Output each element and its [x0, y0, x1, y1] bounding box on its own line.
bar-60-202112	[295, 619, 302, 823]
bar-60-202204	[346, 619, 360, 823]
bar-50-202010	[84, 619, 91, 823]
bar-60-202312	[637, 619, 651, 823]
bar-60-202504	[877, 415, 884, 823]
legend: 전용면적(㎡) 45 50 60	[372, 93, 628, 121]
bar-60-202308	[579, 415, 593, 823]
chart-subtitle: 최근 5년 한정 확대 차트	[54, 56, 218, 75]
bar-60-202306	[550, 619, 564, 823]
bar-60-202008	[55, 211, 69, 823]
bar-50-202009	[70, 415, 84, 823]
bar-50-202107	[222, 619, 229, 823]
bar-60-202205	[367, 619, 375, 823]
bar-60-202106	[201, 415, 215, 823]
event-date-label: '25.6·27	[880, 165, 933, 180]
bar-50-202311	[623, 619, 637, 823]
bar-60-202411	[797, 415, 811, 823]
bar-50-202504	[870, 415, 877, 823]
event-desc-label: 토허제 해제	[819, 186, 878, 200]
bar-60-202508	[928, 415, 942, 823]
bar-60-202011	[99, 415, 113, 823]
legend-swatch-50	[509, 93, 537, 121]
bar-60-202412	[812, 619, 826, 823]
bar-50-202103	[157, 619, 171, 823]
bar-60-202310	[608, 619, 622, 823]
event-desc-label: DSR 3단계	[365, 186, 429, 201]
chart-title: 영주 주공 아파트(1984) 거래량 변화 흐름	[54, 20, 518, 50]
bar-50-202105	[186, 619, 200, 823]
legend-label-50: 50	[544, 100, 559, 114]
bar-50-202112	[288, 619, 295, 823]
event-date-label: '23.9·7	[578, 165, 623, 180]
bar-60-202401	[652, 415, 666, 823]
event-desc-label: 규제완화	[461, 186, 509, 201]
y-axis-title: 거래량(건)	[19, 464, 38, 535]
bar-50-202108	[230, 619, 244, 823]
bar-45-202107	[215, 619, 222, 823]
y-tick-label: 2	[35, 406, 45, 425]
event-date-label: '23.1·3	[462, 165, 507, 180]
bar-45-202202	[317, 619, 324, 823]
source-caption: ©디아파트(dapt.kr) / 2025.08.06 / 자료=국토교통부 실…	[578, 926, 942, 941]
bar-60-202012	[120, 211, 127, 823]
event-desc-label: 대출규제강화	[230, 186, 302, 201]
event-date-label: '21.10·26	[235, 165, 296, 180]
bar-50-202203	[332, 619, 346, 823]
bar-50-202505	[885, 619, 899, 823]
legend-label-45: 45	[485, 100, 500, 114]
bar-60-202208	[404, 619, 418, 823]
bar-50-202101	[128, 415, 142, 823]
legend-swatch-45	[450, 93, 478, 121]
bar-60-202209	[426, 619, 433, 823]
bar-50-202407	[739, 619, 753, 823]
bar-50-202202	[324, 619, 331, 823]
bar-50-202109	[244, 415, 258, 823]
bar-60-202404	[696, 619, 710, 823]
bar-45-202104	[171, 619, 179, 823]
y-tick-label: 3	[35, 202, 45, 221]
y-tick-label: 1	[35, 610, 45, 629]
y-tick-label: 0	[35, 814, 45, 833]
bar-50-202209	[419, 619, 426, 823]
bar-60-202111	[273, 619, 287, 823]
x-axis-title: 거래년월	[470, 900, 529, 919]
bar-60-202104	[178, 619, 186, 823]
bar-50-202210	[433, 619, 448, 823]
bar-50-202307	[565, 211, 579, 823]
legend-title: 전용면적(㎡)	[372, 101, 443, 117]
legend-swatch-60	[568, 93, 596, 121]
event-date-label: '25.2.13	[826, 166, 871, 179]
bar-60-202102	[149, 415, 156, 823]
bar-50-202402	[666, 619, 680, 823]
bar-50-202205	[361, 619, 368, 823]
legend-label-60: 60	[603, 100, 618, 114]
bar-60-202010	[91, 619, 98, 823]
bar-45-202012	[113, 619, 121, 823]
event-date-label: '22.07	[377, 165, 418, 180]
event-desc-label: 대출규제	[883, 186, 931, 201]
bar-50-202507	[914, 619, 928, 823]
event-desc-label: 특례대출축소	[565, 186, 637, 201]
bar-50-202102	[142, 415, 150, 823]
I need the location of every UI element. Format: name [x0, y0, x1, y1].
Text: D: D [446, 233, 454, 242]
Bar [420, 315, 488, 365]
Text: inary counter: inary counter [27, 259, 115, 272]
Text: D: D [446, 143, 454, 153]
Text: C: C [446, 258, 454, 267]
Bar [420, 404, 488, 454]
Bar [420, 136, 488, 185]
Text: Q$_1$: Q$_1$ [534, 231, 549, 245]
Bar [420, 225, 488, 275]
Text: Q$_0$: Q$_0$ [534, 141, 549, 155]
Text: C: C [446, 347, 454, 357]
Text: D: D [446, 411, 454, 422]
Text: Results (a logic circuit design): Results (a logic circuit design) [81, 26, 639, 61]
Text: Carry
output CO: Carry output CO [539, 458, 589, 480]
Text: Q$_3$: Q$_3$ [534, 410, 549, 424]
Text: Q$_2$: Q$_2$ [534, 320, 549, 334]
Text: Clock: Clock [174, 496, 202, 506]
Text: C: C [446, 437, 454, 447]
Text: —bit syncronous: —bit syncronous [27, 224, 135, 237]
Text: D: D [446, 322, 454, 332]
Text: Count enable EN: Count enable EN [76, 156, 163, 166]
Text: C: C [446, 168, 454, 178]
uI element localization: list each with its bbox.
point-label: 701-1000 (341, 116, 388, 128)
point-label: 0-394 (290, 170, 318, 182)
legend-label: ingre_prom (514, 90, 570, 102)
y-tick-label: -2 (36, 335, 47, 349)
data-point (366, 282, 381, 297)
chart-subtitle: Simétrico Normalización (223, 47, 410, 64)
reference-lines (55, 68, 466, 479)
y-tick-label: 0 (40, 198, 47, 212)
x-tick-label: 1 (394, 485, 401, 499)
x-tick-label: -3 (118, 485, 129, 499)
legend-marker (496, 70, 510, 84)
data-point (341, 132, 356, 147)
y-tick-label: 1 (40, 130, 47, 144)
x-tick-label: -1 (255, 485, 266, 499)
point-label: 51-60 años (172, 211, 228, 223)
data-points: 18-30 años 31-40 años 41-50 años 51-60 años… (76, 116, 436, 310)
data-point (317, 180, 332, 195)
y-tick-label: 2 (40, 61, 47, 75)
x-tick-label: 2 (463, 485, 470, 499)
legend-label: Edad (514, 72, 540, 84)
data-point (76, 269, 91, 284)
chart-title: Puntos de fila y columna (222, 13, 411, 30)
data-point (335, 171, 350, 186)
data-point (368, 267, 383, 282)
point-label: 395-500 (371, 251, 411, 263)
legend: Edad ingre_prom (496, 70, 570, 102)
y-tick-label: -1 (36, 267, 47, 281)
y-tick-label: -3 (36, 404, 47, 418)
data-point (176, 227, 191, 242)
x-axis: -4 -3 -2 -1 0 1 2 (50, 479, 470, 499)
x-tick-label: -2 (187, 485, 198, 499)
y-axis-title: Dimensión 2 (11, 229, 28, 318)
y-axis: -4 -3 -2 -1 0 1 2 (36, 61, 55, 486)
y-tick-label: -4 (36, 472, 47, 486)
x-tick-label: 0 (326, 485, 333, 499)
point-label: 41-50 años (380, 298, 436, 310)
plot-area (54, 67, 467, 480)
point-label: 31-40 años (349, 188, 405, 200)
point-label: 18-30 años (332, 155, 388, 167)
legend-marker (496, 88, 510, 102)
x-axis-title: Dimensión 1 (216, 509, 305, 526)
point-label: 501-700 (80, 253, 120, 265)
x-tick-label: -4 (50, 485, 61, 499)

········

STATED TASK:
Please render the lines from the first one up to and including the line with "415, 884, 823]" as a Markdown table with the columns Row and Line, leaving out any blank lines.

SOLUTION TO THIS PROBLEM:
| Row | Line |
|---|---|
| 1 | Output each element and its [x0, y0, x1, y1] bounding box on its own line. |
| 2 | bar-60-202112	[295, 619, 302, 823] |
| 3 | bar-60-202204	[346, 619, 360, 823] |
| 4 | bar-50-202010	[84, 619, 91, 823] |
| 5 | bar-60-202312	[637, 619, 651, 823] |
| 6 | bar-60-202504	[877, 415, 884, 823] |